- WHAT YOU NEED TO DO -
Scan the data below for the string "datetime". Show every line where it turns up.

(Collected data)
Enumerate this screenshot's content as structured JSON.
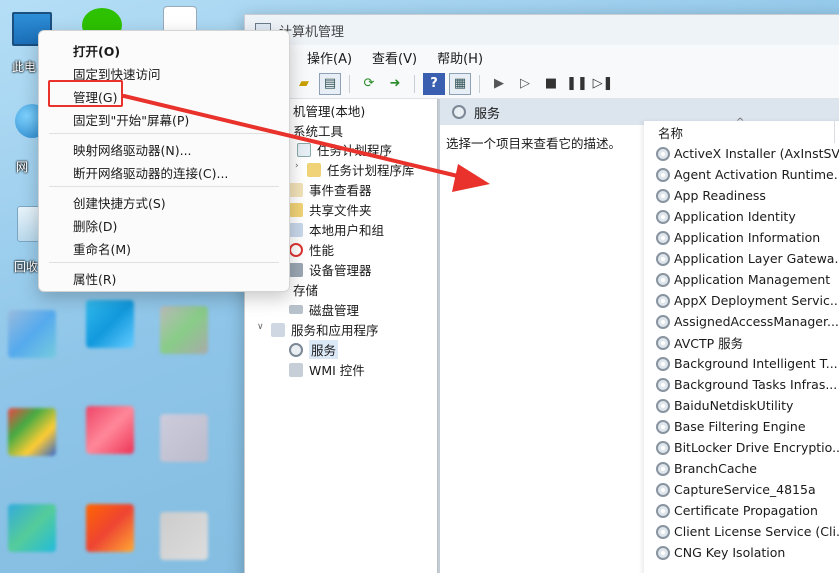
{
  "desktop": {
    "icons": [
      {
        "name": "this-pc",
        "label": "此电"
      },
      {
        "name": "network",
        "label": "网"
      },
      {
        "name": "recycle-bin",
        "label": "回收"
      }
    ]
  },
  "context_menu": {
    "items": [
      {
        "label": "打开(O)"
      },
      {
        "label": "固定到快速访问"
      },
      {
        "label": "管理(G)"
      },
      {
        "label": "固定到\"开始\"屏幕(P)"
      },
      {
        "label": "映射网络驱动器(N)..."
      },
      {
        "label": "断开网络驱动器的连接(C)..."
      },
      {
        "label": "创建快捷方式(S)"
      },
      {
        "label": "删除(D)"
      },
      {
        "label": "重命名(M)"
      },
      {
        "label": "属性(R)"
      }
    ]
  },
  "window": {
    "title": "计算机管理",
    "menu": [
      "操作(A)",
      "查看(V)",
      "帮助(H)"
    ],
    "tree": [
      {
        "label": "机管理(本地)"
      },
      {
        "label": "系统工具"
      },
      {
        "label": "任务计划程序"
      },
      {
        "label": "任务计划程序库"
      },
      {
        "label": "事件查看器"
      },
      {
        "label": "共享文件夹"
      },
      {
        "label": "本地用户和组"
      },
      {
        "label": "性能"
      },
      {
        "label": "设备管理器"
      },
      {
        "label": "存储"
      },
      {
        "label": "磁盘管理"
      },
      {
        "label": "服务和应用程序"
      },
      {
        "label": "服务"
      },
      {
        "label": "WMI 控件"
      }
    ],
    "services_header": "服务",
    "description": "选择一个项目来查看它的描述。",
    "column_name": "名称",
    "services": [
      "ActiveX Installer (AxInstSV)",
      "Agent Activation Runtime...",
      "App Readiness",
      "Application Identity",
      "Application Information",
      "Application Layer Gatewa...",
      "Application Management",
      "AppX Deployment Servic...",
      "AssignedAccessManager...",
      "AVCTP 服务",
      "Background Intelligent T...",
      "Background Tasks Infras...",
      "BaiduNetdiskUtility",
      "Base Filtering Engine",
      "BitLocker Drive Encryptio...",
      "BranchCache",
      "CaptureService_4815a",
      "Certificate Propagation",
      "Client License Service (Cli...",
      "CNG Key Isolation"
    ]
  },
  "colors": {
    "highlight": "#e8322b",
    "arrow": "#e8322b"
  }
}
--
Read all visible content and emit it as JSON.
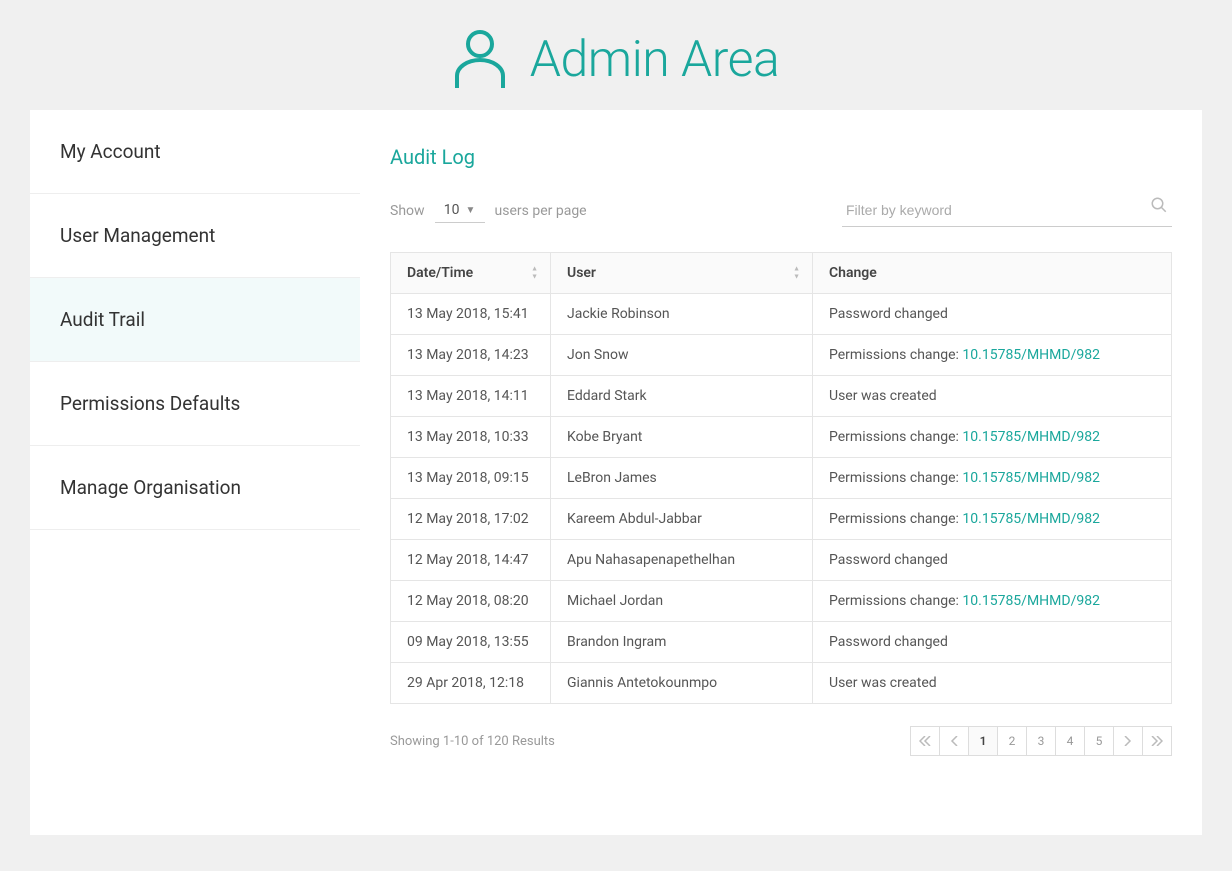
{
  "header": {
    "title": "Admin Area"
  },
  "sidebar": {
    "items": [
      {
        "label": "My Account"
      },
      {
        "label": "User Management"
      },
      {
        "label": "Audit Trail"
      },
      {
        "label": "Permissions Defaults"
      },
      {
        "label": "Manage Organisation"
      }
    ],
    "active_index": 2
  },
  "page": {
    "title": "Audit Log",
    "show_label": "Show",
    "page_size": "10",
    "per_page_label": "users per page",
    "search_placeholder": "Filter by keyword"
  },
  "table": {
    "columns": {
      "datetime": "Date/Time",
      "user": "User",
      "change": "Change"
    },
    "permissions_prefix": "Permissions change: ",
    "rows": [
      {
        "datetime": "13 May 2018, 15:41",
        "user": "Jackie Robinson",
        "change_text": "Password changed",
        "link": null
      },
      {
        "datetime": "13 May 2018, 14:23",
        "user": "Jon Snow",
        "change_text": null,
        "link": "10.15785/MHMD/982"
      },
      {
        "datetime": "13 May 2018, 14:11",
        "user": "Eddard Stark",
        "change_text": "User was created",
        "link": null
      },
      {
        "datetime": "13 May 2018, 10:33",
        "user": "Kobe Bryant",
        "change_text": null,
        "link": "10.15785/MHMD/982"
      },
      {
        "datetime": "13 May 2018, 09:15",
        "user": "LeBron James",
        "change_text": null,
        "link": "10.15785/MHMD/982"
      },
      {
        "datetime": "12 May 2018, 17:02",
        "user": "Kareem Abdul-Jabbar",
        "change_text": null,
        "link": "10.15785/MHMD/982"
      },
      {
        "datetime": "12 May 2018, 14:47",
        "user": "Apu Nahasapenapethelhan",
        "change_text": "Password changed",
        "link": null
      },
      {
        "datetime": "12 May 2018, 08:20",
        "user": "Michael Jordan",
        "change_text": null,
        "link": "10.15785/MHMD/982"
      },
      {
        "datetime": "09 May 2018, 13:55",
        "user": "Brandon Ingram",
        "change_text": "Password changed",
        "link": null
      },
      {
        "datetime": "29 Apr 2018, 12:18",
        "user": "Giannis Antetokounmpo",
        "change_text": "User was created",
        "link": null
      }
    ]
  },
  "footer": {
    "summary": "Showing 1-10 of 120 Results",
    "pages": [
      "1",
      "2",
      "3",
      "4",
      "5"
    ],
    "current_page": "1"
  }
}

- CORRECT OUTPUT -
      "datetime": "Date/Time",
        "datetime": "13 May 2018, 15:41",
        "datetime": "13 May 2018, 14:23",
        "datetime": "13 May 2018, 14:11",
        "datetime": "13 May 2018, 10:33",
        "datetime": "13 May 2018, 09:15",
        "datetime": "12 May 2018, 17:02",
        "datetime": "12 May 2018, 14:47",
        "datetime": "12 May 2018, 08:20",
        "datetime": "09 May 2018, 13:55",
        "datetime": "29 Apr 2018, 12:18",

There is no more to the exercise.